» **RAW RECORDS**
━━━━━━━━━━━━━━━━

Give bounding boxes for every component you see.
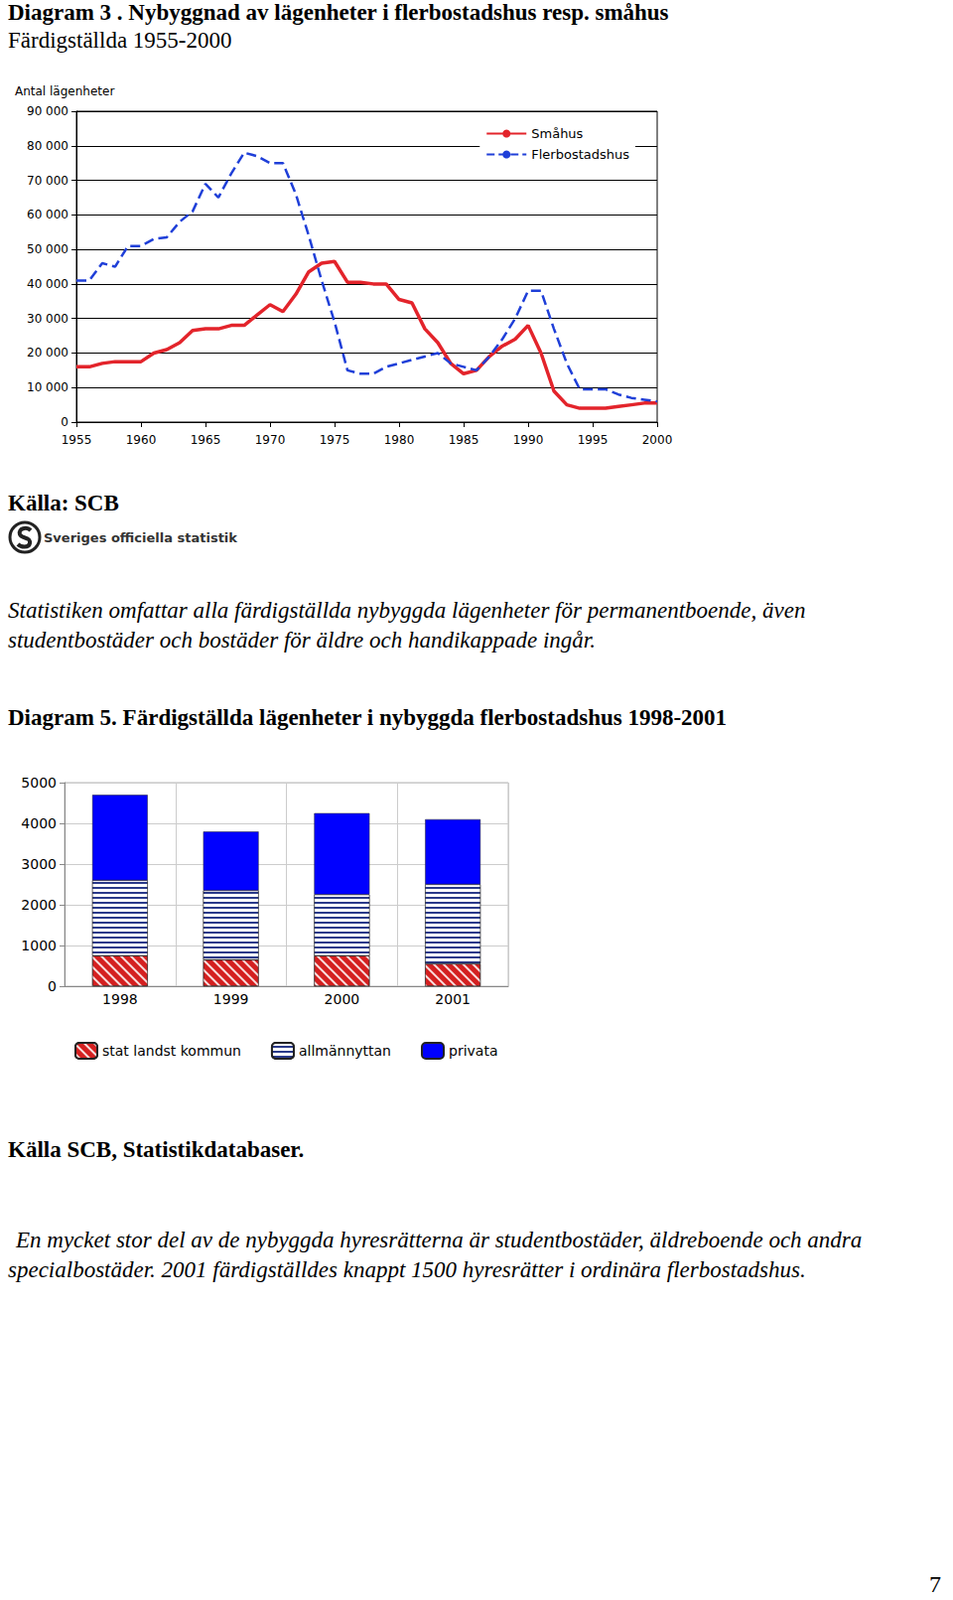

━━━━━━━━━━━━━━━━

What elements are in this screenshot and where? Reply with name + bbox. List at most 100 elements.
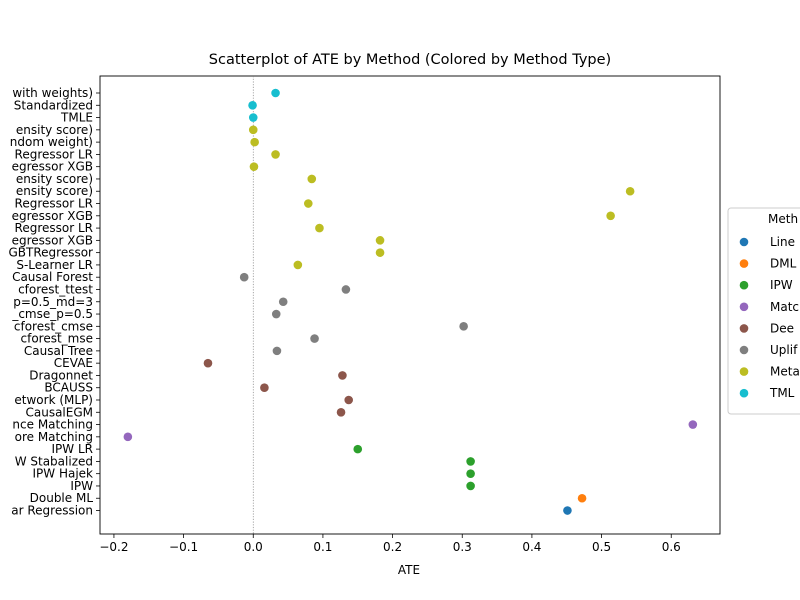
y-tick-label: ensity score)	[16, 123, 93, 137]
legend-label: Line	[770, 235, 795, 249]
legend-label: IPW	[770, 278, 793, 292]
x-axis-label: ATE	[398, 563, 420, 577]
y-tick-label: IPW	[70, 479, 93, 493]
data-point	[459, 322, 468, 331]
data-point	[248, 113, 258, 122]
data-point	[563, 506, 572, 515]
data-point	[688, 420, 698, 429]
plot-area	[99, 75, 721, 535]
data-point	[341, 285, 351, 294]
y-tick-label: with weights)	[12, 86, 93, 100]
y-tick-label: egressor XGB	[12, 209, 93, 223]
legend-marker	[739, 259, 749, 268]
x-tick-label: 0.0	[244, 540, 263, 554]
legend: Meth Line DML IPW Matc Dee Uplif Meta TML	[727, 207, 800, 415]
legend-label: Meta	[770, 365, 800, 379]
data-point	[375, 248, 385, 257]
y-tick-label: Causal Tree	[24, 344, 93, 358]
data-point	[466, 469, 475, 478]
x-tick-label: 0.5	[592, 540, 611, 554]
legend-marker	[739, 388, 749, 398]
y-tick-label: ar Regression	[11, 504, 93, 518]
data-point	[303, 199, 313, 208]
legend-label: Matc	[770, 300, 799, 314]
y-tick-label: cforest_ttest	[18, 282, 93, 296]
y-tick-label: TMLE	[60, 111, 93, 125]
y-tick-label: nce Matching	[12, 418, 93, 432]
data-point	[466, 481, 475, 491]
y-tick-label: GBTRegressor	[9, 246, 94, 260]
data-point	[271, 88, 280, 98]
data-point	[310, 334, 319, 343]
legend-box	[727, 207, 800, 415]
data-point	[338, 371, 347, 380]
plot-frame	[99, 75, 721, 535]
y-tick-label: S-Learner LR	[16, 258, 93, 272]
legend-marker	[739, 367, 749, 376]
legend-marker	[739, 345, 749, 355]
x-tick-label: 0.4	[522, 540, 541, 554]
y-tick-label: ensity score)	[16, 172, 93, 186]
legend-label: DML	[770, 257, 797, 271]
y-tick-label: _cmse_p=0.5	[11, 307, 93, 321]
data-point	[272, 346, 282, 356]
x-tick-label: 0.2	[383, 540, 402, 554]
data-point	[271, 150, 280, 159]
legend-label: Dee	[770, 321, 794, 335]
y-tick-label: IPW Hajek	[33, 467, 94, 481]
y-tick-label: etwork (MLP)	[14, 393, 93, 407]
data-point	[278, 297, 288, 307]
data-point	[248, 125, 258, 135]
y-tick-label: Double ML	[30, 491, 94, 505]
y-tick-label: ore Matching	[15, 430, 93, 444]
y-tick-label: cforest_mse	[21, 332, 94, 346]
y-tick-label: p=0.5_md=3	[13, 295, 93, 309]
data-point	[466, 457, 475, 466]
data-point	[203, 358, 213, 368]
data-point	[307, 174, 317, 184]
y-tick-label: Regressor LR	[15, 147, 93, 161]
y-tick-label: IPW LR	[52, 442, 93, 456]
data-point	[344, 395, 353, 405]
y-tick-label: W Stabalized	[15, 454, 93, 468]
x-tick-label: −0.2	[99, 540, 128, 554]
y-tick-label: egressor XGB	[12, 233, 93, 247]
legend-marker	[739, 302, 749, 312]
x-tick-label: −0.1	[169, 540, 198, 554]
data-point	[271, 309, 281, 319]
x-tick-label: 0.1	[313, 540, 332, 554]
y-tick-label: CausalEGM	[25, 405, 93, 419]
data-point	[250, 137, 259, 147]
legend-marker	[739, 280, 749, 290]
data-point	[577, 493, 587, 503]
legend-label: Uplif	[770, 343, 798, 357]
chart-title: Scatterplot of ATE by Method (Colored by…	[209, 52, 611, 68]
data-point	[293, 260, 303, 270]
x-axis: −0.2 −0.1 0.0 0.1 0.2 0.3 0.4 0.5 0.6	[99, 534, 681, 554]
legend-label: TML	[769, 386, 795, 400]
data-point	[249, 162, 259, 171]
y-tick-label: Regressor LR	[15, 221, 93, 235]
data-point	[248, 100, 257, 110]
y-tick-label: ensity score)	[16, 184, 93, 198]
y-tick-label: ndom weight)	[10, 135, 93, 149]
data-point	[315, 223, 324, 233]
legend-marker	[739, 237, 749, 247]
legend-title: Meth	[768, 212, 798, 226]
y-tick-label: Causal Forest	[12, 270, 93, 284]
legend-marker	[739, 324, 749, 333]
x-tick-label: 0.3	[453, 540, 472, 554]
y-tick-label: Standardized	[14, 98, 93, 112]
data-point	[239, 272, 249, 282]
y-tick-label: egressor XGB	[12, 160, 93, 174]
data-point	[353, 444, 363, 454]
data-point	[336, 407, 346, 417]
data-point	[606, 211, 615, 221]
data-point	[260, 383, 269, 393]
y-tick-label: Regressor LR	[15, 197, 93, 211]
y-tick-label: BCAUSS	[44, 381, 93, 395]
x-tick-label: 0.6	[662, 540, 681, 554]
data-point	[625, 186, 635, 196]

━━━━━━━━━━━━━━━━

» **DIRECTIVE**
Put the data from the line with "What elements are" up to and including the line with "491, 94, 505]" into a Markdown table with the columns Row and Line, numbering each row and skipping blank lines. Leave the pictures out of the table.

» **SOLUTION FOR THIS TASK**
| Row | Line |
|---|---|
| 1 | What elements are in this screenshot and where? Reply with name + bbox. List at most 100 elements. |
| 2 | y-tick-label: ensity score)	[16, 123, 93, 137] |
| 3 | legend-label: Line	[770, 235, 795, 249] |
| 4 | legend-label: IPW	[770, 278, 793, 292] |
| 5 | x-axis-label: ATE	[398, 563, 420, 577] |
| 6 | y-tick-label: IPW	[70, 479, 93, 493] |
| 7 | data-point	[459, 322, 468, 331] |
| 8 | data-point	[248, 113, 258, 122] |
| 9 | data-point	[563, 506, 572, 515] |
| 10 | data-point	[688, 420, 698, 429] |
| 11 | plot-area	[99, 75, 721, 535] |
| 12 | data-point	[341, 285, 351, 294] |
| 13 | y-tick-label: with weights)	[12, 86, 93, 100] |
| 14 | y-tick-label: egressor XGB	[12, 209, 93, 223] |
| 15 | legend-marker	[739, 259, 749, 268] |
| 16 | x-tick-label: 0.0	[244, 540, 263, 554] |
| 17 | legend: Meth Line DML IPW Matc Dee Uplif Meta TML	[727, 207, 800, 415] |
| 18 | legend-label: Meta	[770, 365, 800, 379] |
| 19 | data-point	[375, 248, 385, 257] |
| 20 | y-tick-label: Causal Tree	[24, 344, 93, 358] |
| 21 | data-point	[466, 469, 475, 478] |
| 22 | x-tick-label: 0.5	[592, 540, 611, 554] |
| 23 | legend-marker	[739, 388, 749, 398] |
| 24 | y-tick-label: ar Regression	[11, 504, 93, 518] |
| 25 | data-point	[303, 199, 313, 208] |
| 26 | legend-label: Matc	[770, 300, 799, 314] |
| 27 | y-tick-label: cforest_ttest	[18, 282, 93, 296] |
| 28 | y-tick-label: TMLE	[60, 111, 93, 125] |
| 29 | y-tick-label: nce Matching	[12, 418, 93, 432] |
| 30 | data-point	[466, 481, 475, 491] |
| 31 | y-tick-label: GBTRegressor	[9, 246, 94, 260] |
| 32 | data-point	[271, 88, 280, 98] |
| 33 | data-point	[310, 334, 319, 343] |
| 34 | legend-box	[727, 207, 800, 415] |
| 35 | data-point	[338, 371, 347, 380] |
| 36 | plot-frame	[99, 75, 721, 535] |
| 37 | y-tick-label: S-Learner LR	[16, 258, 93, 272] |
| 38 | legend-marker	[739, 367, 749, 376] |
| 39 | legend-marker	[739, 345, 749, 355] |
| 40 | x-tick-label: 0.4	[522, 540, 541, 554] |
| 41 | y-tick-label: ensity score)	[16, 172, 93, 186] |
| 42 | legend-label: DML	[770, 257, 797, 271] |
| 43 | y-tick-label: _cmse_p=0.5	[11, 307, 93, 321] |
| 44 | data-point	[272, 346, 282, 356] |
| 45 | x-tick-label: 0.2	[383, 540, 402, 554] |
| 46 | data-point	[271, 150, 280, 159] |
| 47 | legend-label: Dee	[770, 321, 794, 335] |
| 48 | y-tick-label: IPW Hajek	[33, 467, 94, 481] |
| 49 | y-tick-label: etwork (MLP)	[14, 393, 93, 407] |
| 50 | data-point	[278, 297, 288, 307] |
| 51 | data-point	[248, 125, 258, 135] |
| 52 | y-tick-label: Double ML	[30, 491, 94, 505] |